Instruction: Look through the material below and count the lines with the string "latest". Report only the count.
─── Data shown ───
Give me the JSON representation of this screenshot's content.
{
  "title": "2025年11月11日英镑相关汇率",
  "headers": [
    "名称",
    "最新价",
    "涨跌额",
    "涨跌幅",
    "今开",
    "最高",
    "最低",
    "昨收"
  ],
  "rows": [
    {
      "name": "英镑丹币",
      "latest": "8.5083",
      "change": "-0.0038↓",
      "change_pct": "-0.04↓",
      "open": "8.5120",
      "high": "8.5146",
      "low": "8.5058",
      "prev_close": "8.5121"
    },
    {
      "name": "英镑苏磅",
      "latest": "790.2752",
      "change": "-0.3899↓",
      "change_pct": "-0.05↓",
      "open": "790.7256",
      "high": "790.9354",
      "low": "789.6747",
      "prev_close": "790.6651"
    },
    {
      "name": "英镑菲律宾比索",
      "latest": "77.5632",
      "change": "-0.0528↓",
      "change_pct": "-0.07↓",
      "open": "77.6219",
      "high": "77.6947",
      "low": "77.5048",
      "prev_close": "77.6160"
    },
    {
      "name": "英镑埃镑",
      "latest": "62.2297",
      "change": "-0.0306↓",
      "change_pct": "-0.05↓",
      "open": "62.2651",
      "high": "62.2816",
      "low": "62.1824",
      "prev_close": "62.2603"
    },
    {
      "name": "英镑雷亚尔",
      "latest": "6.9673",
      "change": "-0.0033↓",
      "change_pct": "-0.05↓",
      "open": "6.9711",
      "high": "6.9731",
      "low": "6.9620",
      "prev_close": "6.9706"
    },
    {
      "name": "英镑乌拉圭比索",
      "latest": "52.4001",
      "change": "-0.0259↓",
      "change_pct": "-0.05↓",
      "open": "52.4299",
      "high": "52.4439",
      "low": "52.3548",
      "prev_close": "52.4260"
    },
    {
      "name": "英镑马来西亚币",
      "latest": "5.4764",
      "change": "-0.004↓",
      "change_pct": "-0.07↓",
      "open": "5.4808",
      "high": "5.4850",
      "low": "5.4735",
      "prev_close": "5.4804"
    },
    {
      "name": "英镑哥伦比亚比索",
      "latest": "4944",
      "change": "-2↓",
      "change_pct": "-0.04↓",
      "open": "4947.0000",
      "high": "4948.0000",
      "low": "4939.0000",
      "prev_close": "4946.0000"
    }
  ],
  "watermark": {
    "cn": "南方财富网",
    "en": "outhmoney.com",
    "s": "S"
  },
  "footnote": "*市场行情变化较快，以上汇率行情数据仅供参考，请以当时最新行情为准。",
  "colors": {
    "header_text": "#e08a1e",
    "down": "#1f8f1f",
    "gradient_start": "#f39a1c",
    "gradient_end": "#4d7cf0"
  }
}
───
Result of this task: 8